TASK REQUIREMENTS
All of the material below is to be retyped exactly.

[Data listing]
<<<<

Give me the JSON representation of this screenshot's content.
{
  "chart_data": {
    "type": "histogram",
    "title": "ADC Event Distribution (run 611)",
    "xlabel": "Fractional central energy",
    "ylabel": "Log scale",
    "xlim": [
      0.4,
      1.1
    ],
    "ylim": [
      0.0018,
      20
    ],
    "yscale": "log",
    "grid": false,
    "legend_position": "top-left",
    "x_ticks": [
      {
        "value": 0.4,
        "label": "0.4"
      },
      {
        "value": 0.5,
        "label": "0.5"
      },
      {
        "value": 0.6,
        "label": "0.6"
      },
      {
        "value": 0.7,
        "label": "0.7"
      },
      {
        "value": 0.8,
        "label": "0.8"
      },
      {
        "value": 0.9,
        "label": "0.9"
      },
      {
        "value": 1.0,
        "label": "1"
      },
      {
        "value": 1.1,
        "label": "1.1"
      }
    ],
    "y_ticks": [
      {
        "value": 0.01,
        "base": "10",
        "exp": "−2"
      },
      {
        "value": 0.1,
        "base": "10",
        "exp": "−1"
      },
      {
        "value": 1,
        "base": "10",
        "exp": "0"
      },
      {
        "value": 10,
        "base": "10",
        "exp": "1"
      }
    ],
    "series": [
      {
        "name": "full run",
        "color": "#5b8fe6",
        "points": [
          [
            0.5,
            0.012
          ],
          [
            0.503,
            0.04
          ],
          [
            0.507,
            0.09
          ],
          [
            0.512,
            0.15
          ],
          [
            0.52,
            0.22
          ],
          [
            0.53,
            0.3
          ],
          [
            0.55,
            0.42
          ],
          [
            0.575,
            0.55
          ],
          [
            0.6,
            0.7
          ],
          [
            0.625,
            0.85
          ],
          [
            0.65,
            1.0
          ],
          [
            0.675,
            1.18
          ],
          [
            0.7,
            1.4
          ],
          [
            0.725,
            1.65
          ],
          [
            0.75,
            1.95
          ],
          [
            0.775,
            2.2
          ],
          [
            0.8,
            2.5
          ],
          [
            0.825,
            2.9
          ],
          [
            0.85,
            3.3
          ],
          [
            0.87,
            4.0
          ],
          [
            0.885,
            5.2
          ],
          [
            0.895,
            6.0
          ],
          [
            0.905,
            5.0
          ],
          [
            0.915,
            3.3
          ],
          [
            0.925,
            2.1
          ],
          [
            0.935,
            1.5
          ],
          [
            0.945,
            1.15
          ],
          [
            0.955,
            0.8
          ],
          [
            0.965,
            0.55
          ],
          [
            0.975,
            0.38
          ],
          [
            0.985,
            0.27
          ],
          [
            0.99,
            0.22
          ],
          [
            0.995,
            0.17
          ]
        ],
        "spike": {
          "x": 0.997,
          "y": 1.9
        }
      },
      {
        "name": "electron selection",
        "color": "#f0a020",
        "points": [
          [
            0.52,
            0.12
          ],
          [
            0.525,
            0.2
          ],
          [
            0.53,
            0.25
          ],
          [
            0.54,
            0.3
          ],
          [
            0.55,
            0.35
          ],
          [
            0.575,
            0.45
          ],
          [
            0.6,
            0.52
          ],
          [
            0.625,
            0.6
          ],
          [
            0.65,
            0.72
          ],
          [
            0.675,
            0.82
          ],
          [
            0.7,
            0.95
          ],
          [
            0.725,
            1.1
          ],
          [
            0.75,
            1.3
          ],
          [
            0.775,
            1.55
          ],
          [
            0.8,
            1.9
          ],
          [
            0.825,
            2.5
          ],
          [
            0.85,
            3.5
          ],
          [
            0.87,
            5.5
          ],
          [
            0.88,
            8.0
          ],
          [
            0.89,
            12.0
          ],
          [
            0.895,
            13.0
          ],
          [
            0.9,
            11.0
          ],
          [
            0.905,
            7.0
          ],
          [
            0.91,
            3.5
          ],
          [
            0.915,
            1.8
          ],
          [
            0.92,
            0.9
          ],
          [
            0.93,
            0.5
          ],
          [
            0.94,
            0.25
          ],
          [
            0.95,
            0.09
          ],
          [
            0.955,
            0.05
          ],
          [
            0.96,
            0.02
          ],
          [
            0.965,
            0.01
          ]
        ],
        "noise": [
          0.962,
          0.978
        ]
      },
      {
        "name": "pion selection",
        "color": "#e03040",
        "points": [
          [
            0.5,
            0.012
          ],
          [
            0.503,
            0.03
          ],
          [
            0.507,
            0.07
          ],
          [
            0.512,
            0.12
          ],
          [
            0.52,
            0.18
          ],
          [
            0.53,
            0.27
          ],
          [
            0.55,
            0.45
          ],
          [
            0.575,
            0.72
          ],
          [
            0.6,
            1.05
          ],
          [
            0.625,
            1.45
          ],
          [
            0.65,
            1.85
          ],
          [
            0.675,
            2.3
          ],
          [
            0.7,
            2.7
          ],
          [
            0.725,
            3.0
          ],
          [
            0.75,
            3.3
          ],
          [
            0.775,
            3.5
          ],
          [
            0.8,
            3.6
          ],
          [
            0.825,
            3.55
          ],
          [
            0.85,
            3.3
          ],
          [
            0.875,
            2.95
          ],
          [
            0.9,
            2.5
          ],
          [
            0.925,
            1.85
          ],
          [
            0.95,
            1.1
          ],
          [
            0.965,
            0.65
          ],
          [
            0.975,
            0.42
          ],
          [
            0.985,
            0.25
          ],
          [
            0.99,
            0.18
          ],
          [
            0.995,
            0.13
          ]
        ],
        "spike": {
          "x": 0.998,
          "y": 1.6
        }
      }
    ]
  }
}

>>>>

REPLY TO THE TASK
Give me the JSON representation of this screenshot's content.
{
  "chart_data": {
    "type": "histogram",
    "title": "ADC Event Distribution (run 611)",
    "xlabel": "Fractional central energy",
    "ylabel": "Log scale",
    "xlim": [
      0.4,
      1.1
    ],
    "ylim": [
      0.0018,
      20
    ],
    "yscale": "log",
    "grid": false,
    "legend_position": "top-left",
    "x_ticks": [
      {
        "value": 0.4,
        "label": "0.4"
      },
      {
        "value": 0.5,
        "label": "0.5"
      },
      {
        "value": 0.6,
        "label": "0.6"
      },
      {
        "value": 0.7,
        "label": "0.7"
      },
      {
        "value": 0.8,
        "label": "0.8"
      },
      {
        "value": 0.9,
        "label": "0.9"
      },
      {
        "value": 1.0,
        "label": "1"
      },
      {
        "value": 1.1,
        "label": "1.1"
      }
    ],
    "y_ticks": [
      {
        "value": 0.01,
        "base": "10",
        "exp": "−2"
      },
      {
        "value": 0.1,
        "base": "10",
        "exp": "−1"
      },
      {
        "value": 1,
        "base": "10",
        "exp": "0"
      },
      {
        "value": 10,
        "base": "10",
        "exp": "1"
      }
    ],
    "series": [
      {
        "name": "full run",
        "color": "#5b8fe6",
        "points": [
          [
            0.5,
            0.012
          ],
          [
            0.503,
            0.04
          ],
          [
            0.507,
            0.09
          ],
          [
            0.512,
            0.15
          ],
          [
            0.52,
            0.22
          ],
          [
            0.53,
            0.3
          ],
          [
            0.55,
            0.42
          ],
          [
            0.575,
            0.55
          ],
          [
            0.6,
            0.7
          ],
          [
            0.625,
            0.85
          ],
          [
            0.65,
            1.0
          ],
          [
            0.675,
            1.18
          ],
          [
            0.7,
            1.4
          ],
          [
            0.725,
            1.65
          ],
          [
            0.75,
            1.95
          ],
          [
            0.775,
            2.2
          ],
          [
            0.8,
            2.5
          ],
          [
            0.825,
            2.9
          ],
          [
            0.85,
            3.3
          ],
          [
            0.87,
            4.0
          ],
          [
            0.885,
            5.2
          ],
          [
            0.895,
            6.0
          ],
          [
            0.905,
            5.0
          ],
          [
            0.915,
            3.3
          ],
          [
            0.925,
            2.1
          ],
          [
            0.935,
            1.5
          ],
          [
            0.945,
            1.15
          ],
          [
            0.955,
            0.8
          ],
          [
            0.965,
            0.55
          ],
          [
            0.975,
            0.38
          ],
          [
            0.985,
            0.27
          ],
          [
            0.99,
            0.22
          ],
          [
            0.995,
            0.17
          ]
        ],
        "spike": {
          "x": 0.997,
          "y": 1.9
        }
      },
      {
        "name": "electron selection",
        "color": "#f0a020",
        "points": [
          [
            0.52,
            0.12
          ],
          [
            0.525,
            0.2
          ],
          [
            0.53,
            0.25
          ],
          [
            0.54,
            0.3
          ],
          [
            0.55,
            0.35
          ],
          [
            0.575,
            0.45
          ],
          [
            0.6,
            0.52
          ],
          [
            0.625,
            0.6
          ],
          [
            0.65,
            0.72
          ],
          [
            0.675,
            0.82
          ],
          [
            0.7,
            0.95
          ],
          [
            0.725,
            1.1
          ],
          [
            0.75,
            1.3
          ],
          [
            0.775,
            1.55
          ],
          [
            0.8,
            1.9
          ],
          [
            0.825,
            2.5
          ],
          [
            0.85,
            3.5
          ],
          [
            0.87,
            5.5
          ],
          [
            0.88,
            8.0
          ],
          [
            0.89,
            12.0
          ],
          [
            0.895,
            13.0
          ],
          [
            0.9,
            11.0
          ],
          [
            0.905,
            7.0
          ],
          [
            0.91,
            3.5
          ],
          [
            0.915,
            1.8
          ],
          [
            0.92,
            0.9
          ],
          [
            0.93,
            0.5
          ],
          [
            0.94,
            0.25
          ],
          [
            0.95,
            0.09
          ],
          [
            0.955,
            0.05
          ],
          [
            0.96,
            0.02
          ],
          [
            0.965,
            0.01
          ]
        ],
        "noise": [
          0.962,
          0.978
        ]
      },
      {
        "name": "pion selection",
        "color": "#e03040",
        "points": [
          [
            0.5,
            0.012
          ],
          [
            0.503,
            0.03
          ],
          [
            0.507,
            0.07
          ],
          [
            0.512,
            0.12
          ],
          [
            0.52,
            0.18
          ],
          [
            0.53,
            0.27
          ],
          [
            0.55,
            0.45
          ],
          [
            0.575,
            0.72
          ],
          [
            0.6,
            1.05
          ],
          [
            0.625,
            1.45
          ],
          [
            0.65,
            1.85
          ],
          [
            0.675,
            2.3
          ],
          [
            0.7,
            2.7
          ],
          [
            0.725,
            3.0
          ],
          [
            0.75,
            3.3
          ],
          [
            0.775,
            3.5
          ],
          [
            0.8,
            3.6
          ],
          [
            0.825,
            3.55
          ],
          [
            0.85,
            3.3
          ],
          [
            0.875,
            2.95
          ],
          [
            0.9,
            2.5
          ],
          [
            0.925,
            1.85
          ],
          [
            0.95,
            1.1
          ],
          [
            0.965,
            0.65
          ],
          [
            0.975,
            0.42
          ],
          [
            0.985,
            0.25
          ],
          [
            0.99,
            0.18
          ],
          [
            0.995,
            0.13
          ]
        ],
        "spike": {
          "x": 0.998,
          "y": 1.6
        }
      }
    ]
  }
}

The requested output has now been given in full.